<<<<
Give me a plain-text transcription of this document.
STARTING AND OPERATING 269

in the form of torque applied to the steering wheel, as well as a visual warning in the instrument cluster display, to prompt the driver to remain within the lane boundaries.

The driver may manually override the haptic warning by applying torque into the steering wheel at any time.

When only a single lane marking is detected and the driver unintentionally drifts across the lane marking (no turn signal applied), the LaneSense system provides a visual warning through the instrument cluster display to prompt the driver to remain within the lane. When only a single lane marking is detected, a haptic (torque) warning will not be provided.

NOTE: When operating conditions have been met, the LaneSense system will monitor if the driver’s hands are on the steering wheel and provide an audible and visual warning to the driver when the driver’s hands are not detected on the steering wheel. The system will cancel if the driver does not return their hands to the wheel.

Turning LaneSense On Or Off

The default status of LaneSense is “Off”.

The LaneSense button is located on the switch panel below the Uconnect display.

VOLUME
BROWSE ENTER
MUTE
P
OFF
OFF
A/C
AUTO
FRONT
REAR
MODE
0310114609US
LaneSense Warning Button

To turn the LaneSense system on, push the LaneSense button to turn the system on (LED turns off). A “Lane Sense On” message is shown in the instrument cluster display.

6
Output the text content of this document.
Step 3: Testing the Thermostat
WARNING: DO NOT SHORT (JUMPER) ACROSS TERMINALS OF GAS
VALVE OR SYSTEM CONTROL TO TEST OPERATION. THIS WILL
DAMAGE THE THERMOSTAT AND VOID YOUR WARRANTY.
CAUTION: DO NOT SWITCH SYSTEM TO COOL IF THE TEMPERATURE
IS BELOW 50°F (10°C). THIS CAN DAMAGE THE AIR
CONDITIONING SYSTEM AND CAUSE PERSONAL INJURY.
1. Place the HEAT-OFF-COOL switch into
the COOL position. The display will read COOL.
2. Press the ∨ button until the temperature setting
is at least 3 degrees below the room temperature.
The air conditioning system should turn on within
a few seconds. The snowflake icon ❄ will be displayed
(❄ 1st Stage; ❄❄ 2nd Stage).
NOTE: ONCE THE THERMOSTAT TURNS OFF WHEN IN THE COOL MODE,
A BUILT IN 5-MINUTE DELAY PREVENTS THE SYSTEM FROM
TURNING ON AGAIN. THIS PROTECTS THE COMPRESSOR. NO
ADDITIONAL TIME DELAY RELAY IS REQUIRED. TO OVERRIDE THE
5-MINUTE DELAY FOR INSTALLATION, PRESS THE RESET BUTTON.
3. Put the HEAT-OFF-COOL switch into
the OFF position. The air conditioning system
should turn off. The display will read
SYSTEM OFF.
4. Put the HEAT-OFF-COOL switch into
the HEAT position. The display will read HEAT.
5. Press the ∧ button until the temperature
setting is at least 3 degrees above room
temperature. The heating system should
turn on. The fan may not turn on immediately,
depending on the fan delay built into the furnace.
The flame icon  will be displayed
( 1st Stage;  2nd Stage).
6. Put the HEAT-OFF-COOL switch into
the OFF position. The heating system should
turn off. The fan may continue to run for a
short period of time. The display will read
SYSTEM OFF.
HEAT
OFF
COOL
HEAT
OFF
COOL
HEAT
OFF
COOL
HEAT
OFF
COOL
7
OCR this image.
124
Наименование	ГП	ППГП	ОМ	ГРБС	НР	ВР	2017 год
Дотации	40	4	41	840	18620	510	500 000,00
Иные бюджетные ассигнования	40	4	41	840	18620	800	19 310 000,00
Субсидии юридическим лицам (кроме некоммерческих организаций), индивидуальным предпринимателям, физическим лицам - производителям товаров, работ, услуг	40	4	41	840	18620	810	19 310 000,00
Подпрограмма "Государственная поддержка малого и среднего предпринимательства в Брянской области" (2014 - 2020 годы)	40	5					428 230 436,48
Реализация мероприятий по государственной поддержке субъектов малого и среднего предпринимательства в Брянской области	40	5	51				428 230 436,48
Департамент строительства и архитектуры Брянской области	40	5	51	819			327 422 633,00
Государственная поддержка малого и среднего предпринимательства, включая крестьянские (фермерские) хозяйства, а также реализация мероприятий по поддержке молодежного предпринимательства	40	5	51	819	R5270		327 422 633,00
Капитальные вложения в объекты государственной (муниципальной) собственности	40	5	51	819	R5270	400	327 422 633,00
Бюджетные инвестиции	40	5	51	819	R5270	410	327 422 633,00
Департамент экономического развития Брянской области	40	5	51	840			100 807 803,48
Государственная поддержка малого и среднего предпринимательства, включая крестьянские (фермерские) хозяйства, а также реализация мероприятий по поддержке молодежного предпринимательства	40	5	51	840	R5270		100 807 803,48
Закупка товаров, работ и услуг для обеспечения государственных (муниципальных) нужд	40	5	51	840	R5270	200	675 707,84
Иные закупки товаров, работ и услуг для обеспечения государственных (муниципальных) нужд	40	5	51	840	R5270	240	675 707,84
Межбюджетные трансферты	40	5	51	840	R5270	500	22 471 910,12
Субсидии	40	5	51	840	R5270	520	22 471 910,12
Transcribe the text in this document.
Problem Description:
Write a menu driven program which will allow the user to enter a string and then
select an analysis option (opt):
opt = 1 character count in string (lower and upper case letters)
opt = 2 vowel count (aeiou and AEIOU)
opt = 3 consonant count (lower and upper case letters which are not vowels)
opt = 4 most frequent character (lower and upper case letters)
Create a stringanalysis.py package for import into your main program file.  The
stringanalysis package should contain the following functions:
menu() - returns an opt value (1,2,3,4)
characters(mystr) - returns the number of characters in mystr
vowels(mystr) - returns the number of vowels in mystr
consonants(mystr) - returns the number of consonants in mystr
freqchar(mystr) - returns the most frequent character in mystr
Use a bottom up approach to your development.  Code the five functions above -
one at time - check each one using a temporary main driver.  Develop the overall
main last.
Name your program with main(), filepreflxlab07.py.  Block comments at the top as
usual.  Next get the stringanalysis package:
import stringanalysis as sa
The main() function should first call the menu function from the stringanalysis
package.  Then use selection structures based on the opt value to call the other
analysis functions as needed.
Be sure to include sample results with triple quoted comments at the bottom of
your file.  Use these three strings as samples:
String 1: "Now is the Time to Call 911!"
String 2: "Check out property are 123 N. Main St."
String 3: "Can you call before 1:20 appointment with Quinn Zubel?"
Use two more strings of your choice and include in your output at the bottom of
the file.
>>>>
Aim ->
Identify each line of the material where the word "number" shows up, and copy it.

Finished exercise ->
characters(mystr) - returns the number of characters in mystr
vowels(mystr) - returns the number of vowels in mystr
consonants(mystr) - returns the number of consonants in mystr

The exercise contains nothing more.